— Start Listed records —
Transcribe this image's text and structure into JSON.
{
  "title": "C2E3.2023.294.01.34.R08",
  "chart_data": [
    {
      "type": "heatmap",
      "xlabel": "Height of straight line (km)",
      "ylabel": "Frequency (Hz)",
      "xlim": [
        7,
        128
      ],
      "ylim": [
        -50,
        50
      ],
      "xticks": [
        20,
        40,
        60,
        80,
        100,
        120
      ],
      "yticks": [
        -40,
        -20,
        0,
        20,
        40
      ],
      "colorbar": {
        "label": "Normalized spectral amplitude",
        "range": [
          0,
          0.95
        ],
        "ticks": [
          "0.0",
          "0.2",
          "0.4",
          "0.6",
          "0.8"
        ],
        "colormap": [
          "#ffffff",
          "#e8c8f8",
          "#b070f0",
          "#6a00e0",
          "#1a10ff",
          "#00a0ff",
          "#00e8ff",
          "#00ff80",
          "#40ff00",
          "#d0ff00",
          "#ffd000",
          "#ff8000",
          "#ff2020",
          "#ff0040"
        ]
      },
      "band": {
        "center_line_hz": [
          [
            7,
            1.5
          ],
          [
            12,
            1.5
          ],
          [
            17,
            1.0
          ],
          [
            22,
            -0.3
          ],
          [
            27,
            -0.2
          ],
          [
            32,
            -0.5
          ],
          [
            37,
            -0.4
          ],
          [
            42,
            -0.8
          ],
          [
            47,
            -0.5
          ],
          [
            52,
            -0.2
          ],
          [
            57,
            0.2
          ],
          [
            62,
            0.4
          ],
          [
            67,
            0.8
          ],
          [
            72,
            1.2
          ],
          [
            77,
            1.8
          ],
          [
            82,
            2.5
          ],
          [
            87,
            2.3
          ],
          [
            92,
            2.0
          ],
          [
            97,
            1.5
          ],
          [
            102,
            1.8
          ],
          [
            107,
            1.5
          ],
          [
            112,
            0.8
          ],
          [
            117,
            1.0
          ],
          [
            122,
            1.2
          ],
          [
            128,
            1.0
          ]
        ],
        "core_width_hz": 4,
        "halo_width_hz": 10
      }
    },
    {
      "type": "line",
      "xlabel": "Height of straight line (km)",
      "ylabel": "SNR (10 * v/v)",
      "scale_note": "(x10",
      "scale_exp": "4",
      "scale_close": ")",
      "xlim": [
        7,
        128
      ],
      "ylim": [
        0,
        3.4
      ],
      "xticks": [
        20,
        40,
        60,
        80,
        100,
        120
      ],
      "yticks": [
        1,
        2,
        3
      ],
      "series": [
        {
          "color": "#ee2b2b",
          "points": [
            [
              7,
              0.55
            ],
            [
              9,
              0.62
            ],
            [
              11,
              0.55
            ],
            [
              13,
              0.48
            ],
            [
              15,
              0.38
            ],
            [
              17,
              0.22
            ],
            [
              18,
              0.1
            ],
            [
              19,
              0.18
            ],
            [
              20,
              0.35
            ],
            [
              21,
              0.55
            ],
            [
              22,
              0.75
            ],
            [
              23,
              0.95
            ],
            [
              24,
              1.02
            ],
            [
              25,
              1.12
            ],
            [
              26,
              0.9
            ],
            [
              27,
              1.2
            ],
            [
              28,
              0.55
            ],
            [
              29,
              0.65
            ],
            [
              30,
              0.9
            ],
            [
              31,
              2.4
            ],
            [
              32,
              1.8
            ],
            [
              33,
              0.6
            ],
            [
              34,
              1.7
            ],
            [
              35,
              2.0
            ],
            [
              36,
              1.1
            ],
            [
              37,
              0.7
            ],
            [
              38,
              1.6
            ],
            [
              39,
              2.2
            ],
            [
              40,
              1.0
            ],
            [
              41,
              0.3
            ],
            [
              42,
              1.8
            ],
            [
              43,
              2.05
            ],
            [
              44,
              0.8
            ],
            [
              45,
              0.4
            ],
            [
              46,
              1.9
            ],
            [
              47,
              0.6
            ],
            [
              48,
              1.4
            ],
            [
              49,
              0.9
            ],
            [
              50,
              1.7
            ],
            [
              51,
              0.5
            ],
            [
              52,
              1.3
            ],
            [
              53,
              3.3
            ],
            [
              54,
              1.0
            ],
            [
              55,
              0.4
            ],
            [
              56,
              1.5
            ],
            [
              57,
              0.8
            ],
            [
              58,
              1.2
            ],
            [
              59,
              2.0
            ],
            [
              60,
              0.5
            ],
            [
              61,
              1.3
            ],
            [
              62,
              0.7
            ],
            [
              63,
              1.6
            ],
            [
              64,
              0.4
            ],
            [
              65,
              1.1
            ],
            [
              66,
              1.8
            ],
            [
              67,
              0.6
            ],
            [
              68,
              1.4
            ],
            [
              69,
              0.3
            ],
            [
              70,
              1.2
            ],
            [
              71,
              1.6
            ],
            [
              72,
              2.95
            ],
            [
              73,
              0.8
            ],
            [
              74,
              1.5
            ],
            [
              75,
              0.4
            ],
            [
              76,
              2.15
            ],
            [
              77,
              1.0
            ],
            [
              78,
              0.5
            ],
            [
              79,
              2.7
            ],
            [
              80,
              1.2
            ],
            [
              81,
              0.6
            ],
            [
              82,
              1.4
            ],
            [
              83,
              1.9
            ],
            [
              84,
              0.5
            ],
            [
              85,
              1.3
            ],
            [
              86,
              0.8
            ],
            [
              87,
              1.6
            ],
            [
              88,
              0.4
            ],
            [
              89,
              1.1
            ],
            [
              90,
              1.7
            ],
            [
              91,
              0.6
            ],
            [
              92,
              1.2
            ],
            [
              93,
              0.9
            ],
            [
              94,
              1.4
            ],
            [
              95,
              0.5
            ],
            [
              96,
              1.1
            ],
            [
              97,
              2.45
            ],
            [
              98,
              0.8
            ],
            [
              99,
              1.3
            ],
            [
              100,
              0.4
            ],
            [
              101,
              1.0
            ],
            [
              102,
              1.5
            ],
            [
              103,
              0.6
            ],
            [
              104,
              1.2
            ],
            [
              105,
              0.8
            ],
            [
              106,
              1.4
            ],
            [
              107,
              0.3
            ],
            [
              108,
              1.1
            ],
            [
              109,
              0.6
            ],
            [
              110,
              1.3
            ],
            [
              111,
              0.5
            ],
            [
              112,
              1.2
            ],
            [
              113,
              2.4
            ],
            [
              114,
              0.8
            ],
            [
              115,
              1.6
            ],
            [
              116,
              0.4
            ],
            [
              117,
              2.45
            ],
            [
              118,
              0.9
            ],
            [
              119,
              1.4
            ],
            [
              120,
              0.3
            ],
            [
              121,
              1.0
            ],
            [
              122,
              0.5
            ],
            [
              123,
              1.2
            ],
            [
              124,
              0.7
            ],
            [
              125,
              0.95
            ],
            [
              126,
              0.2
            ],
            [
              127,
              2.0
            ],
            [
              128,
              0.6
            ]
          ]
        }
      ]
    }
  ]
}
— End Listed records —
Set task
Reproduce each line verbatim.

Response below
Transcribe this image's text and structure into JSON.
{
  "title": "C2E3.2023.294.01.34.R08",
  "chart_data": [
    {
      "type": "heatmap",
      "xlabel": "Height of straight line (km)",
      "ylabel": "Frequency (Hz)",
      "xlim": [
        7,
        128
      ],
      "ylim": [
        -50,
        50
      ],
      "xticks": [
        20,
        40,
        60,
        80,
        100,
        120
      ],
      "yticks": [
        -40,
        -20,
        0,
        20,
        40
      ],
      "colorbar": {
        "label": "Normalized spectral amplitude",
        "range": [
          0,
          0.95
        ],
        "ticks": [
          "0.0",
          "0.2",
          "0.4",
          "0.6",
          "0.8"
        ],
        "colormap": [
          "#ffffff",
          "#e8c8f8",
          "#b070f0",
          "#6a00e0",
          "#1a10ff",
          "#00a0ff",
          "#00e8ff",
          "#00ff80",
          "#40ff00",
          "#d0ff00",
          "#ffd000",
          "#ff8000",
          "#ff2020",
          "#ff0040"
        ]
      },
      "band": {
        "center_line_hz": [
          [
            7,
            1.5
          ],
          [
            12,
            1.5
          ],
          [
            17,
            1.0
          ],
          [
            22,
            -0.3
          ],
          [
            27,
            -0.2
          ],
          [
            32,
            -0.5
          ],
          [
            37,
            -0.4
          ],
          [
            42,
            -0.8
          ],
          [
            47,
            -0.5
          ],
          [
            52,
            -0.2
          ],
          [
            57,
            0.2
          ],
          [
            62,
            0.4
          ],
          [
            67,
            0.8
          ],
          [
            72,
            1.2
          ],
          [
            77,
            1.8
          ],
          [
            82,
            2.5
          ],
          [
            87,
            2.3
          ],
          [
            92,
            2.0
          ],
          [
            97,
            1.5
          ],
          [
            102,
            1.8
          ],
          [
            107,
            1.5
          ],
          [
            112,
            0.8
          ],
          [
            117,
            1.0
          ],
          [
            122,
            1.2
          ],
          [
            128,
            1.0
          ]
        ],
        "core_width_hz": 4,
        "halo_width_hz": 10
      }
    },
    {
      "type": "line",
      "xlabel": "Height of straight line (km)",
      "ylabel": "SNR (10 * v/v)",
      "scale_note": "(x10",
      "scale_exp": "4",
      "scale_close": ")",
      "xlim": [
        7,
        128
      ],
      "ylim": [
        0,
        3.4
      ],
      "xticks": [
        20,
        40,
        60,
        80,
        100,
        120
      ],
      "yticks": [
        1,
        2,
        3
      ],
      "series": [
        {
          "color": "#ee2b2b",
          "points": [
            [
              7,
              0.55
            ],
            [
              9,
              0.62
            ],
            [
              11,
              0.55
            ],
            [
              13,
              0.48
            ],
            [
              15,
              0.38
            ],
            [
              17,
              0.22
            ],
            [
              18,
              0.1
            ],
            [
              19,
              0.18
            ],
            [
              20,
              0.35
            ],
            [
              21,
              0.55
            ],
            [
              22,
              0.75
            ],
            [
              23,
              0.95
            ],
            [
              24,
              1.02
            ],
            [
              25,
              1.12
            ],
            [
              26,
              0.9
            ],
            [
              27,
              1.2
            ],
            [
              28,
              0.55
            ],
            [
              29,
              0.65
            ],
            [
              30,
              0.9
            ],
            [
              31,
              2.4
            ],
            [
              32,
              1.8
            ],
            [
              33,
              0.6
            ],
            [
              34,
              1.7
            ],
            [
              35,
              2.0
            ],
            [
              36,
              1.1
            ],
            [
              37,
              0.7
            ],
            [
              38,
              1.6
            ],
            [
              39,
              2.2
            ],
            [
              40,
              1.0
            ],
            [
              41,
              0.3
            ],
            [
              42,
              1.8
            ],
            [
              43,
              2.05
            ],
            [
              44,
              0.8
            ],
            [
              45,
              0.4
            ],
            [
              46,
              1.9
            ],
            [
              47,
              0.6
            ],
            [
              48,
              1.4
            ],
            [
              49,
              0.9
            ],
            [
              50,
              1.7
            ],
            [
              51,
              0.5
            ],
            [
              52,
              1.3
            ],
            [
              53,
              3.3
            ],
            [
              54,
              1.0
            ],
            [
              55,
              0.4
            ],
            [
              56,
              1.5
            ],
            [
              57,
              0.8
            ],
            [
              58,
              1.2
            ],
            [
              59,
              2.0
            ],
            [
              60,
              0.5
            ],
            [
              61,
              1.3
            ],
            [
              62,
              0.7
            ],
            [
              63,
              1.6
            ],
            [
              64,
              0.4
            ],
            [
              65,
              1.1
            ],
            [
              66,
              1.8
            ],
            [
              67,
              0.6
            ],
            [
              68,
              1.4
            ],
            [
              69,
              0.3
            ],
            [
              70,
              1.2
            ],
            [
              71,
              1.6
            ],
            [
              72,
              2.95
            ],
            [
              73,
              0.8
            ],
            [
              74,
              1.5
            ],
            [
              75,
              0.4
            ],
            [
              76,
              2.15
            ],
            [
              77,
              1.0
            ],
            [
              78,
              0.5
            ],
            [
              79,
              2.7
            ],
            [
              80,
              1.2
            ],
            [
              81,
              0.6
            ],
            [
              82,
              1.4
            ],
            [
              83,
              1.9
            ],
            [
              84,
              0.5
            ],
            [
              85,
              1.3
            ],
            [
              86,
              0.8
            ],
            [
              87,
              1.6
            ],
            [
              88,
              0.4
            ],
            [
              89,
              1.1
            ],
            [
              90,
              1.7
            ],
            [
              91,
              0.6
            ],
            [
              92,
              1.2
            ],
            [
              93,
              0.9
            ],
            [
              94,
              1.4
            ],
            [
              95,
              0.5
            ],
            [
              96,
              1.1
            ],
            [
              97,
              2.45
            ],
            [
              98,
              0.8
            ],
            [
              99,
              1.3
            ],
            [
              100,
              0.4
            ],
            [
              101,
              1.0
            ],
            [
              102,
              1.5
            ],
            [
              103,
              0.6
            ],
            [
              104,
              1.2
            ],
            [
              105,
              0.8
            ],
            [
              106,
              1.4
            ],
            [
              107,
              0.3
            ],
            [
              108,
              1.1
            ],
            [
              109,
              0.6
            ],
            [
              110,
              1.3
            ],
            [
              111,
              0.5
            ],
            [
              112,
              1.2
            ],
            [
              113,
              2.4
            ],
            [
              114,
              0.8
            ],
            [
              115,
              1.6
            ],
            [
              116,
              0.4
            ],
            [
              117,
              2.45
            ],
            [
              118,
              0.9
            ],
            [
              119,
              1.4
            ],
            [
              120,
              0.3
            ],
            [
              121,
              1.0
            ],
            [
              122,
              0.5
            ],
            [
              123,
              1.2
            ],
            [
              124,
              0.7
            ],
            [
              125,
              0.95
            ],
            [
              126,
              0.2
            ],
            [
              127,
              2.0
            ],
            [
              128,
              0.6
            ]
          ]
        }
      ]
    }
  ]
}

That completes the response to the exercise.